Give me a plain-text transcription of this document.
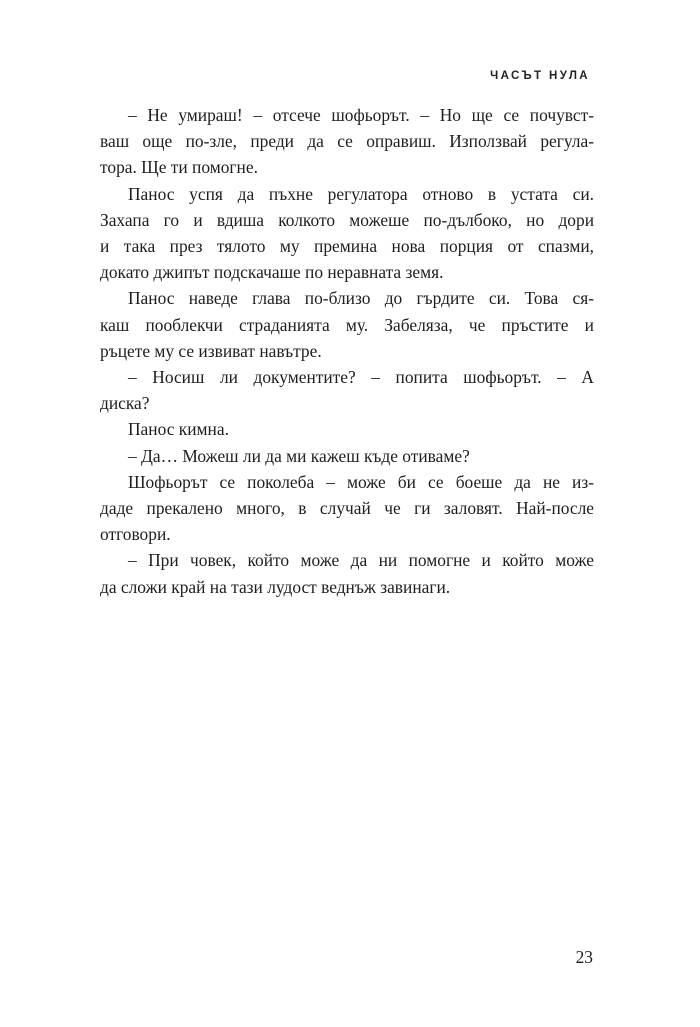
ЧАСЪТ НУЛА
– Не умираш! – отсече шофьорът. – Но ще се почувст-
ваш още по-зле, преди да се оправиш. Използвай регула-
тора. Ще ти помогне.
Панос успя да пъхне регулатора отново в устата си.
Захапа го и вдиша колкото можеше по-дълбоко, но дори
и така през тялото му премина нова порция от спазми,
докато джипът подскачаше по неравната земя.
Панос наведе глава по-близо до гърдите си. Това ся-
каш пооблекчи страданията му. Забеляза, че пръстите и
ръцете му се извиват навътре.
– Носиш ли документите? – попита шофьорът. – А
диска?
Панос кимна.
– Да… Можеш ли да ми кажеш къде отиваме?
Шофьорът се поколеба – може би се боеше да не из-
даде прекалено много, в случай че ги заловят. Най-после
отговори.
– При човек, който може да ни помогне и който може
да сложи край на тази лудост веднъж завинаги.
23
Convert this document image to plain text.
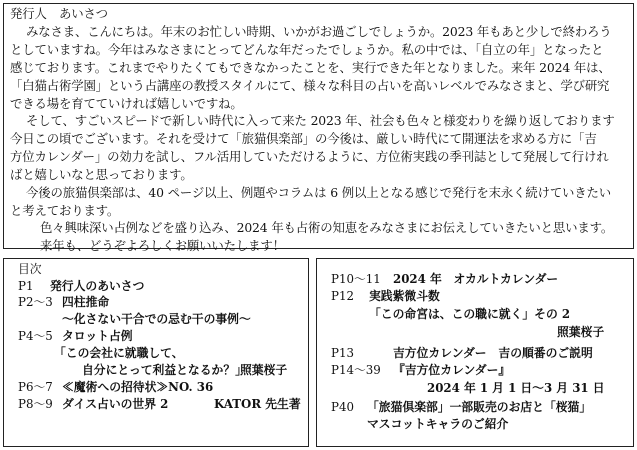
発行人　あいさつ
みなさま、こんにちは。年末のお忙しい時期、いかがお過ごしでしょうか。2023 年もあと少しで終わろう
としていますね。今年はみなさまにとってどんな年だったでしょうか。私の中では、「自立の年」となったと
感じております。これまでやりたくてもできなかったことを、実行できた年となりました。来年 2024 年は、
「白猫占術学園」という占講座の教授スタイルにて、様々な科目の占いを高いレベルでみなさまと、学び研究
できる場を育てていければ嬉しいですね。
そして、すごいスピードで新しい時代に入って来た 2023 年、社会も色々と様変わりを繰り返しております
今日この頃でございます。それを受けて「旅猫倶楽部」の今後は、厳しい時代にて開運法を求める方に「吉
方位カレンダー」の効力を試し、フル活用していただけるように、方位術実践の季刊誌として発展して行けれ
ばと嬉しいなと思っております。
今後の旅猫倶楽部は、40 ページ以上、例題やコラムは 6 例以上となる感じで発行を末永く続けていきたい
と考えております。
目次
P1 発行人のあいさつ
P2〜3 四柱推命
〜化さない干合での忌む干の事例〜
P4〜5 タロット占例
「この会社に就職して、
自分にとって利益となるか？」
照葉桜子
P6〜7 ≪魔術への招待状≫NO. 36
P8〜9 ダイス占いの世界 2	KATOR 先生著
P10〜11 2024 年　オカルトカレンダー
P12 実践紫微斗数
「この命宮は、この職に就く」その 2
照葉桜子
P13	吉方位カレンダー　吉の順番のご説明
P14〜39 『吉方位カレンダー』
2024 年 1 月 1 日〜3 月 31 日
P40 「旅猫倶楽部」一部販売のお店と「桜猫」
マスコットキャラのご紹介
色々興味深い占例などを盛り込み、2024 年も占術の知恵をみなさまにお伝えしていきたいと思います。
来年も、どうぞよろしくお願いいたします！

Prompt >>
The lines to repeat start at the one holding "Convert this document image to plain text." and run through the last line of the records above; write them out exactly, both ends included, but not the pictures.

Result of this task >>
Convert this document image to plain text.
発行人　あいさつ
みなさま、こんにちは。年末のお忙しい時期、いかがお過ごしでしょうか。2023 年もあと少しで終わろう
としていますね。今年はみなさまにとってどんな年だったでしょうか。私の中では、「自立の年」となったと
感じております。これまでやりたくてもできなかったことを、実行できた年となりました。来年 2024 年は、
「白猫占術学園」という占講座の教授スタイルにて、様々な科目の占いを高いレベルでみなさまと、学び研究
できる場を育てていければ嬉しいですね。
そして、すごいスピードで新しい時代に入って来た 2023 年、社会も色々と様変わりを繰り返しております
今日この頃でございます。それを受けて「旅猫倶楽部」の今後は、厳しい時代にて開運法を求める方に「吉
方位カレンダー」の効力を試し、フル活用していただけるように、方位術実践の季刊誌として発展して行けれ
ばと嬉しいなと思っております。
今後の旅猫倶楽部は、40 ページ以上、例題やコラムは 6 例以上となる感じで発行を末永く続けていきたい
と考えております。
目次
P1 発行人のあいさつ
P2〜3 四柱推命
〜化さない干合での忌む干の事例〜
P4〜5 タロット占例
「この会社に就職して、
自分にとって利益となるか？」
照葉桜子
P6〜7 ≪魔術への招待状≫NO. 36
P8〜9 ダイス占いの世界 2	KATOR 先生著
P10〜11 2024 年　オカルトカレンダー
P12 実践紫微斗数
「この命宮は、この職に就く」その 2
照葉桜子
P13	吉方位カレンダー　吉の順番のご説明
P14〜39 『吉方位カレンダー』
2024 年 1 月 1 日〜3 月 31 日
P40 「旅猫倶楽部」一部販売のお店と「桜猫」
マスコットキャラのご紹介
色々興味深い占例などを盛り込み、2024 年も占術の知恵をみなさまにお伝えしていきたいと思います。
来年も、どうぞよろしくお願いいたします！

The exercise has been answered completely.